» Task to complete: Please transcribe the listing below in full and word for word, without its pictures.

Dataset excerpts:
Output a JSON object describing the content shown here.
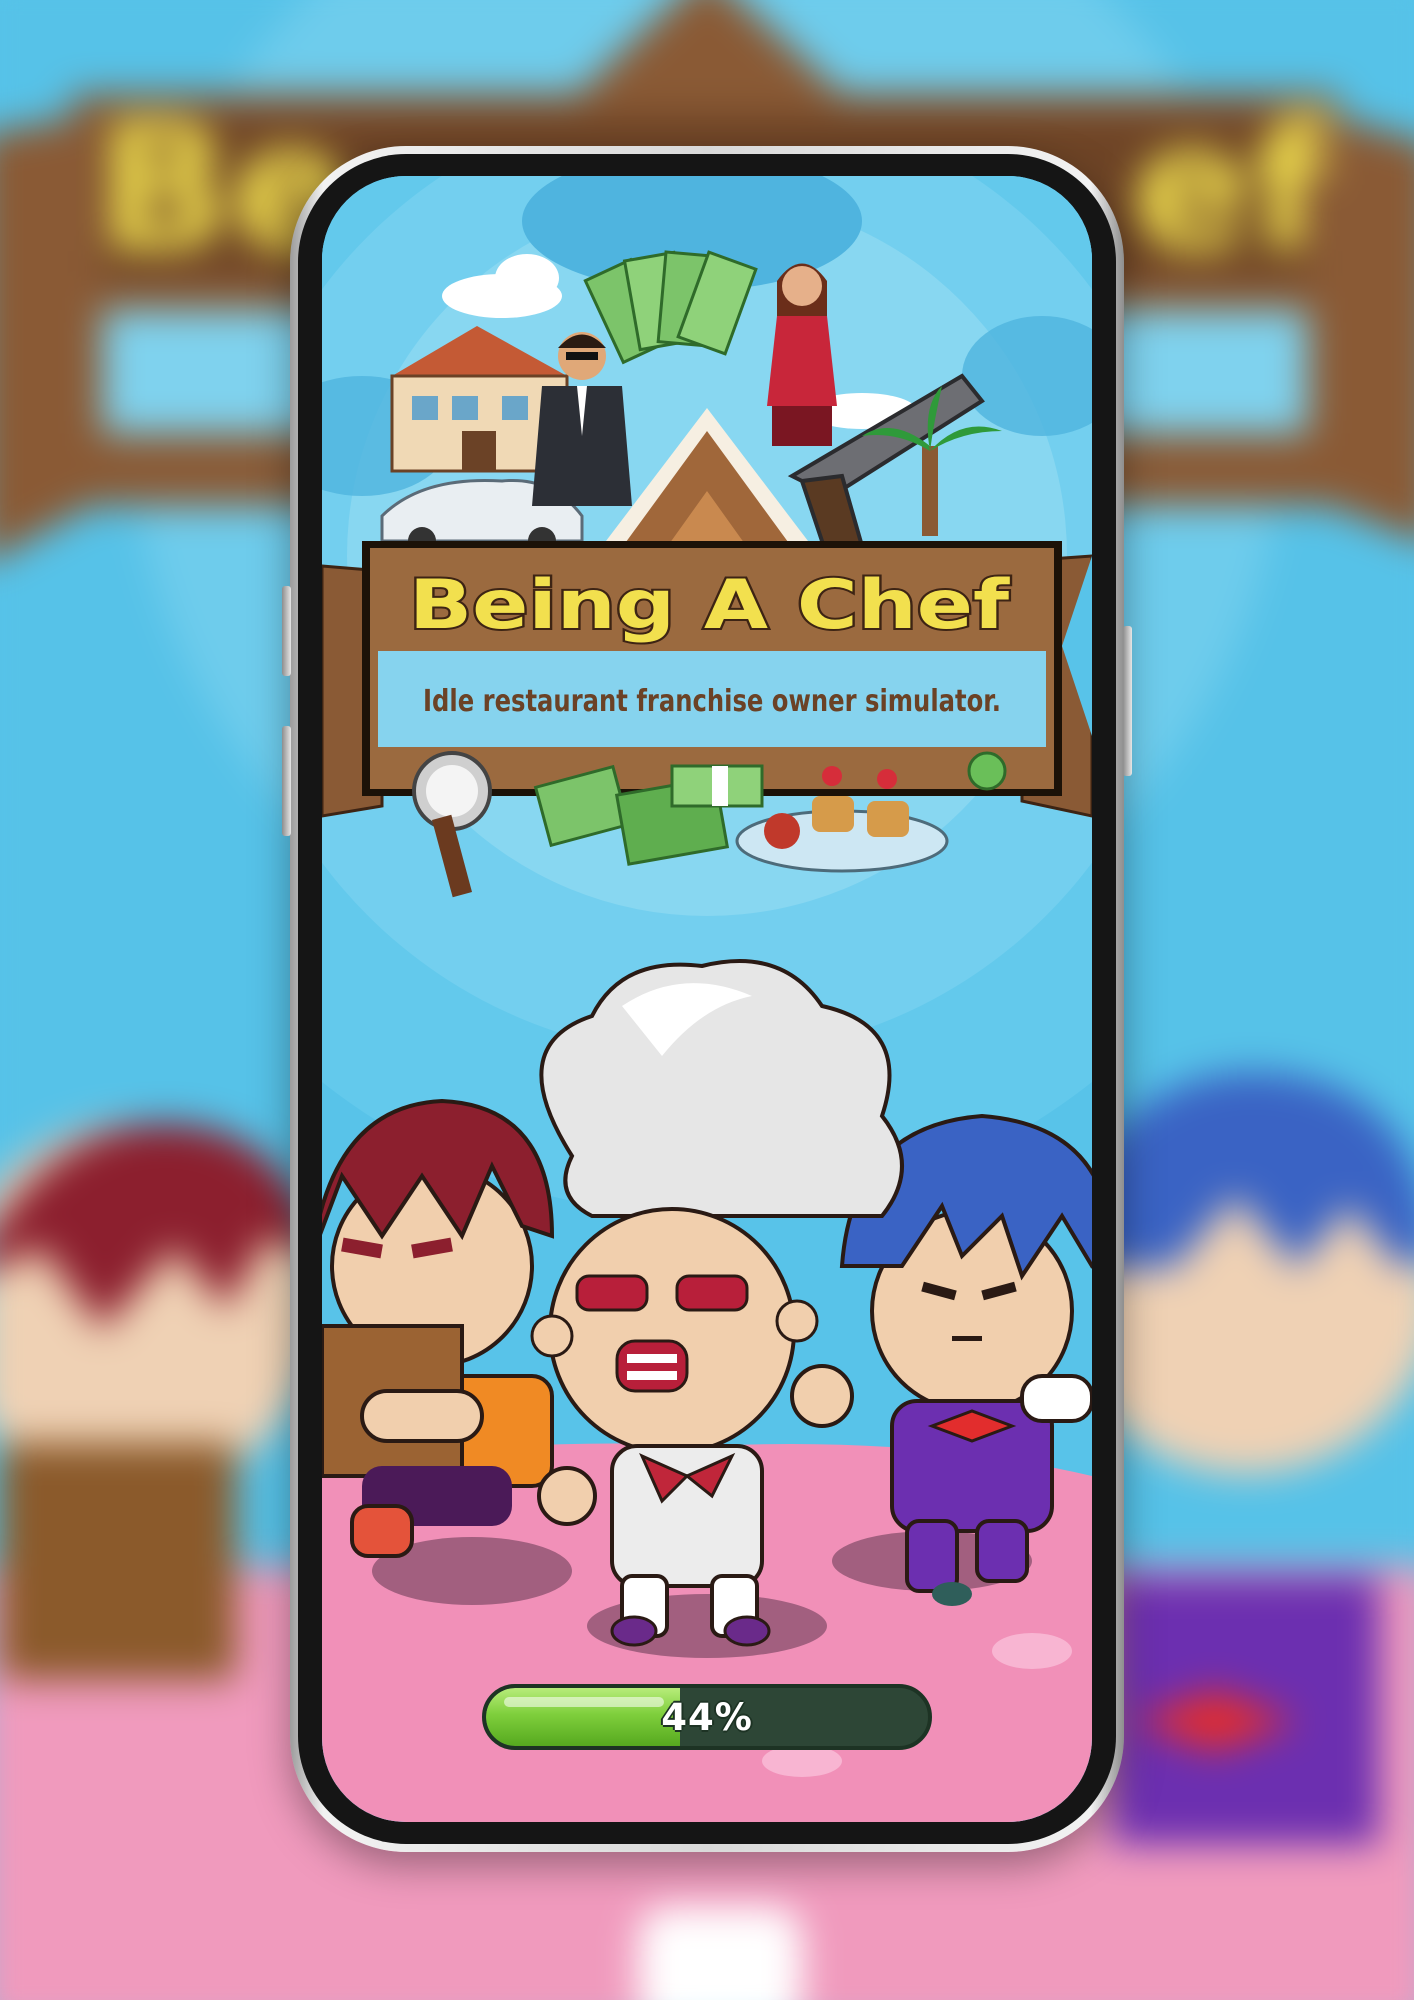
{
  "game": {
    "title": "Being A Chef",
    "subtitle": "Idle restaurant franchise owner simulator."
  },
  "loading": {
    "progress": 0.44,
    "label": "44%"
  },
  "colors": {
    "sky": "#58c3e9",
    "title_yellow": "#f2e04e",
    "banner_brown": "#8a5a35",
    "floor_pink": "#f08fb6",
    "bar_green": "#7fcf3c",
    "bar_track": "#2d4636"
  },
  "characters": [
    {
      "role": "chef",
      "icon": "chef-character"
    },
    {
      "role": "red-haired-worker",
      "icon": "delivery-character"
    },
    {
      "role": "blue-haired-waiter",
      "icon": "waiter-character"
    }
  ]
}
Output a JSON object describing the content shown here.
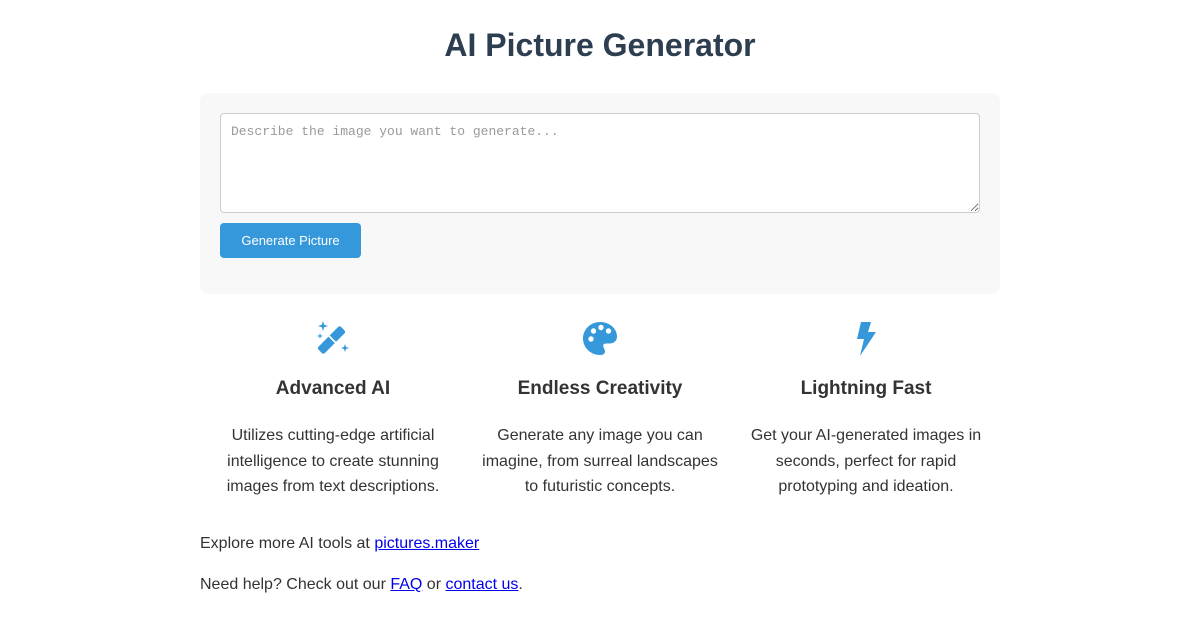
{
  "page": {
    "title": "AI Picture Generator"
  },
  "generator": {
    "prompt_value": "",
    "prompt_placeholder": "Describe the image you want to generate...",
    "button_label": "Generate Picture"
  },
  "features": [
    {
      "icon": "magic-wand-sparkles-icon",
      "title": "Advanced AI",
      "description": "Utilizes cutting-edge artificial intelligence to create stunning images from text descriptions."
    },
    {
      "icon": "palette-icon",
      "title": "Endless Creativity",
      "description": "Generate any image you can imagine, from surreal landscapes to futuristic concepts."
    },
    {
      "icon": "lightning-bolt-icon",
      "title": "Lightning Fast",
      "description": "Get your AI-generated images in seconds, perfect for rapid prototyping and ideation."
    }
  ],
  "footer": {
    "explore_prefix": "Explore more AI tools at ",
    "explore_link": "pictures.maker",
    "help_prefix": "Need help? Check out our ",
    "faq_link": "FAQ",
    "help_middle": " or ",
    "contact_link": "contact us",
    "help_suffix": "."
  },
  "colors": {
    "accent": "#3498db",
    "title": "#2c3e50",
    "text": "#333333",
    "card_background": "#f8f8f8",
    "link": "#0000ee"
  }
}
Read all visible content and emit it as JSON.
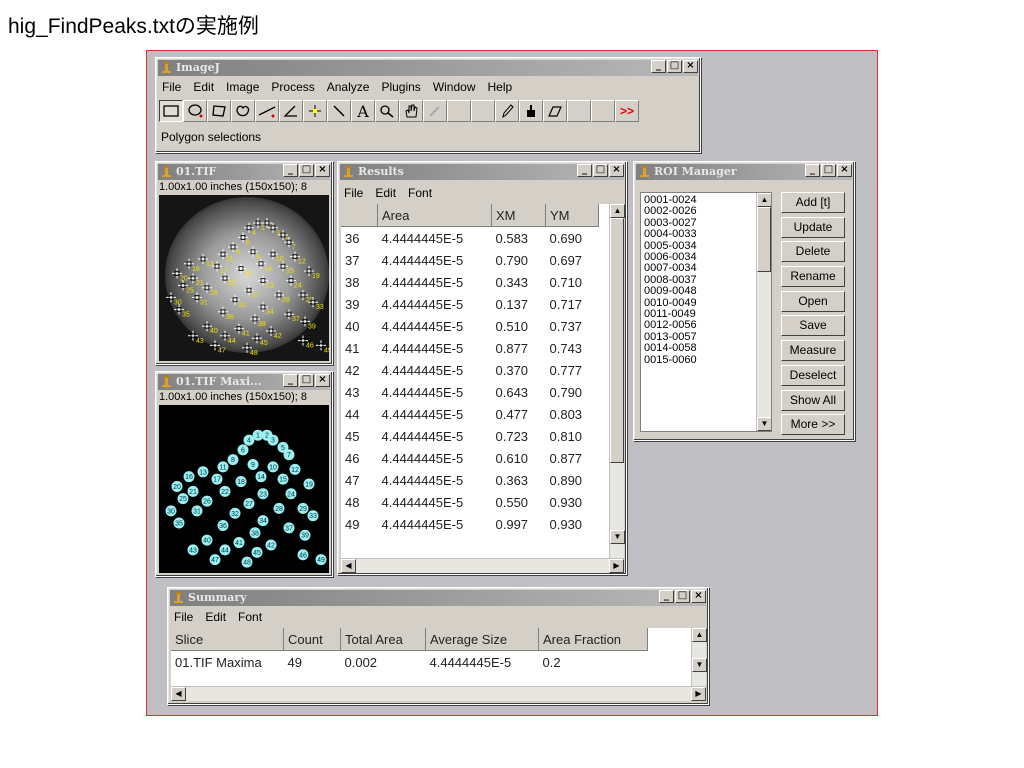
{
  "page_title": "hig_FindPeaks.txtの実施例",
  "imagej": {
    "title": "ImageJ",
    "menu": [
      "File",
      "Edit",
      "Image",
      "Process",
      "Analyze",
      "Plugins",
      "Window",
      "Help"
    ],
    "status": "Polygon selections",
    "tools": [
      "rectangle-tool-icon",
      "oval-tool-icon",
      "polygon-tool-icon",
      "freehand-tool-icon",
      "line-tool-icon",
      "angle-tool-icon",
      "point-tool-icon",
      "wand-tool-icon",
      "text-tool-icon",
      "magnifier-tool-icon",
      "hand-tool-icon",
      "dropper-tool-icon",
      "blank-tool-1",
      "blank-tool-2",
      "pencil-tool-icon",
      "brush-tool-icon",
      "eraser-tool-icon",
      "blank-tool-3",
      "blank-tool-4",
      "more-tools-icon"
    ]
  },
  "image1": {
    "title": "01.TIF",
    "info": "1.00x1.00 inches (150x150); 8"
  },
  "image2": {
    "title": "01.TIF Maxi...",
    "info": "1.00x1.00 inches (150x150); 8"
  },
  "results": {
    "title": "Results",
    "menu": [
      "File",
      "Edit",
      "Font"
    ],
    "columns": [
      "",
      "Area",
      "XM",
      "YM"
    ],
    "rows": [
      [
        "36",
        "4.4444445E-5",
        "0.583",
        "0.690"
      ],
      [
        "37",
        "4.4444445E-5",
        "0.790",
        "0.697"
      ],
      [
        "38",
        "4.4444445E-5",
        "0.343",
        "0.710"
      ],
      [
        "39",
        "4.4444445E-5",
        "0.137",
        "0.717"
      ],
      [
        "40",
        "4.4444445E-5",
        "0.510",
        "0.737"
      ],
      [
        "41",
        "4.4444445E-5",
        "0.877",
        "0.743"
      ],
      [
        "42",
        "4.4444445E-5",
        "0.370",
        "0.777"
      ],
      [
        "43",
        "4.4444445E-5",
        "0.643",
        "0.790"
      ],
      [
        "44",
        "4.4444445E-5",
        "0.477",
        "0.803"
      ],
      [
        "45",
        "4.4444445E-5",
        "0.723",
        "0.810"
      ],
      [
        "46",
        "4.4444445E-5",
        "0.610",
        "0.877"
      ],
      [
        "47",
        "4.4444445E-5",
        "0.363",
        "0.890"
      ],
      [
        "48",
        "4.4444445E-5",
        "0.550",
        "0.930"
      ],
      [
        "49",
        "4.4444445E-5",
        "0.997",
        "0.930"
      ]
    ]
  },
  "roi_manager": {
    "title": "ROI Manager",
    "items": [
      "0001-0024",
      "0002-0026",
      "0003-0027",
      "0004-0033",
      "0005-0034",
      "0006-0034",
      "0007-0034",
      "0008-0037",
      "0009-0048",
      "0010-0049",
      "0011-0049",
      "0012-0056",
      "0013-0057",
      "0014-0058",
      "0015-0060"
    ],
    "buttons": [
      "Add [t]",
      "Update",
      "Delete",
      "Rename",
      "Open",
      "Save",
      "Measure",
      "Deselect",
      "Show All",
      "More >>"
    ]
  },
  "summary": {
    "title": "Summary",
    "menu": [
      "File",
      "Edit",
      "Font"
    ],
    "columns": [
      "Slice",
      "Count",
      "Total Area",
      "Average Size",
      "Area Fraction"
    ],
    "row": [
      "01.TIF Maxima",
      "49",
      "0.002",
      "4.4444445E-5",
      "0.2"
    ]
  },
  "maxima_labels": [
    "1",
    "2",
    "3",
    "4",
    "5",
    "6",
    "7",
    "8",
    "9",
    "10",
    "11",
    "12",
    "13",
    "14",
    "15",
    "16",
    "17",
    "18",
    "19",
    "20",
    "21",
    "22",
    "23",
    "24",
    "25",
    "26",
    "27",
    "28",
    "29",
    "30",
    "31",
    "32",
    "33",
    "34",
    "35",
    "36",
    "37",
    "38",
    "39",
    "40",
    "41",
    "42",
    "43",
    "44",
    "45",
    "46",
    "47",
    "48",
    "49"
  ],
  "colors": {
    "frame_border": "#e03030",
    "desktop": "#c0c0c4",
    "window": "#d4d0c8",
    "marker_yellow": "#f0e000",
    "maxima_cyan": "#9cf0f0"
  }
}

» Response below:
Output a JSON object describing the content shown here.
{
  "game": {
    "title": "Being A Chef",
    "subtitle": "Idle restaurant franchise owner simulator."
  },
  "loading": {
    "progress": 0.44,
    "label": "44%"
  },
  "colors": {
    "sky": "#58c3e9",
    "title_yellow": "#f2e04e",
    "banner_brown": "#8a5a35",
    "floor_pink": "#f08fb6",
    "bar_green": "#7fcf3c",
    "bar_track": "#2d4636"
  },
  "characters": [
    {
      "role": "chef",
      "icon": "chef-character"
    },
    {
      "role": "red-haired-worker",
      "icon": "delivery-character"
    },
    {
      "role": "blue-haired-waiter",
      "icon": "waiter-character"
    }
  ]
}
Output a JSON object describing the content shown here.
{
  "page": {
    "title": "AI Picture Generator"
  },
  "generator": {
    "prompt_value": "",
    "prompt_placeholder": "Describe the image you want to generate...",
    "button_label": "Generate Picture"
  },
  "features": [
    {
      "icon": "magic-wand-sparkles-icon",
      "title": "Advanced AI",
      "description": "Utilizes cutting-edge artificial intelligence to create stunning images from text descriptions."
    },
    {
      "icon": "palette-icon",
      "title": "Endless Creativity",
      "description": "Generate any image you can imagine, from surreal landscapes to futuristic concepts."
    },
    {
      "icon": "lightning-bolt-icon",
      "title": "Lightning Fast",
      "description": "Get your AI-generated images in seconds, perfect for rapid prototyping and ideation."
    }
  ],
  "footer": {
    "explore_prefix": "Explore more AI tools at ",
    "explore_link": "pictures.maker",
    "help_prefix": "Need help? Check out our ",
    "faq_link": "FAQ",
    "help_middle": " or ",
    "contact_link": "contact us",
    "help_suffix": "."
  },
  "colors": {
    "accent": "#3498db",
    "title": "#2c3e50",
    "text": "#333333",
    "card_background": "#f8f8f8",
    "link": "#0000ee"
  }
}
Read all visible content and emit it as JSON.
{
  "page_title": "hig_FindPeaks.txtの実施例",
  "imagej": {
    "title": "ImageJ",
    "menu": [
      "File",
      "Edit",
      "Image",
      "Process",
      "Analyze",
      "Plugins",
      "Window",
      "Help"
    ],
    "status": "Polygon selections",
    "tools": [
      "rectangle-tool-icon",
      "oval-tool-icon",
      "polygon-tool-icon",
      "freehand-tool-icon",
      "line-tool-icon",
      "angle-tool-icon",
      "point-tool-icon",
      "wand-tool-icon",
      "text-tool-icon",
      "magnifier-tool-icon",
      "hand-tool-icon",
      "dropper-tool-icon",
      "blank-tool-1",
      "blank-tool-2",
      "pencil-tool-icon",
      "brush-tool-icon",
      "eraser-tool-icon",
      "blank-tool-3",
      "blank-tool-4",
      "more-tools-icon"
    ]
  },
  "image1": {
    "title": "01.TIF",
    "info": "1.00x1.00 inches (150x150); 8"
  },
  "image2": {
    "title": "01.TIF Maxi...",
    "info": "1.00x1.00 inches (150x150); 8"
  },
  "results": {
    "title": "Results",
    "menu": [
      "File",
      "Edit",
      "Font"
    ],
    "columns": [
      "",
      "Area",
      "XM",
      "YM"
    ],
    "rows": [
      [
        "36",
        "4.4444445E-5",
        "0.583",
        "0.690"
      ],
      [
        "37",
        "4.4444445E-5",
        "0.790",
        "0.697"
      ],
      [
        "38",
        "4.4444445E-5",
        "0.343",
        "0.710"
      ],
      [
        "39",
        "4.4444445E-5",
        "0.137",
        "0.717"
      ],
      [
        "40",
        "4.4444445E-5",
        "0.510",
        "0.737"
      ],
      [
        "41",
        "4.4444445E-5",
        "0.877",
        "0.743"
      ],
      [
        "42",
        "4.4444445E-5",
        "0.370",
        "0.777"
      ],
      [
        "43",
        "4.4444445E-5",
        "0.643",
        "0.790"
      ],
      [
        "44",
        "4.4444445E-5",
        "0.477",
        "0.803"
      ],
      [
        "45",
        "4.4444445E-5",
        "0.723",
        "0.810"
      ],
      [
        "46",
        "4.4444445E-5",
        "0.610",
        "0.877"
      ],
      [
        "47",
        "4.4444445E-5",
        "0.363",
        "0.890"
      ],
      [
        "48",
        "4.4444445E-5",
        "0.550",
        "0.930"
      ],
      [
        "49",
        "4.4444445E-5",
        "0.997",
        "0.930"
      ]
    ]
  },
  "roi_manager": {
    "title": "ROI Manager",
    "items": [
      "0001-0024",
      "0002-0026",
      "0003-0027",
      "0004-0033",
      "0005-0034",
      "0006-0034",
      "0007-0034",
      "0008-0037",
      "0009-0048",
      "0010-0049",
      "0011-0049",
      "0012-0056",
      "0013-0057",
      "0014-0058",
      "0015-0060"
    ],
    "buttons": [
      "Add [t]",
      "Update",
      "Delete",
      "Rename",
      "Open",
      "Save",
      "Measure",
      "Deselect",
      "Show All",
      "More >>"
    ]
  },
  "summary": {
    "title": "Summary",
    "menu": [
      "File",
      "Edit",
      "Font"
    ],
    "columns": [
      "Slice",
      "Count",
      "Total Area",
      "Average Size",
      "Area Fraction"
    ],
    "row": [
      "01.TIF Maxima",
      "49",
      "0.002",
      "4.4444445E-5",
      "0.2"
    ]
  },
  "maxima_labels": [
    "1",
    "2",
    "3",
    "4",
    "5",
    "6",
    "7",
    "8",
    "9",
    "10",
    "11",
    "12",
    "13",
    "14",
    "15",
    "16",
    "17",
    "18",
    "19",
    "20",
    "21",
    "22",
    "23",
    "24",
    "25",
    "26",
    "27",
    "28",
    "29",
    "30",
    "31",
    "32",
    "33",
    "34",
    "35",
    "36",
    "37",
    "38",
    "39",
    "40",
    "41",
    "42",
    "43",
    "44",
    "45",
    "46",
    "47",
    "48",
    "49"
  ],
  "colors": {
    "frame_border": "#e03030",
    "desktop": "#c0c0c4",
    "window": "#d4d0c8",
    "marker_yellow": "#f0e000",
    "maxima_cyan": "#9cf0f0"
  }
}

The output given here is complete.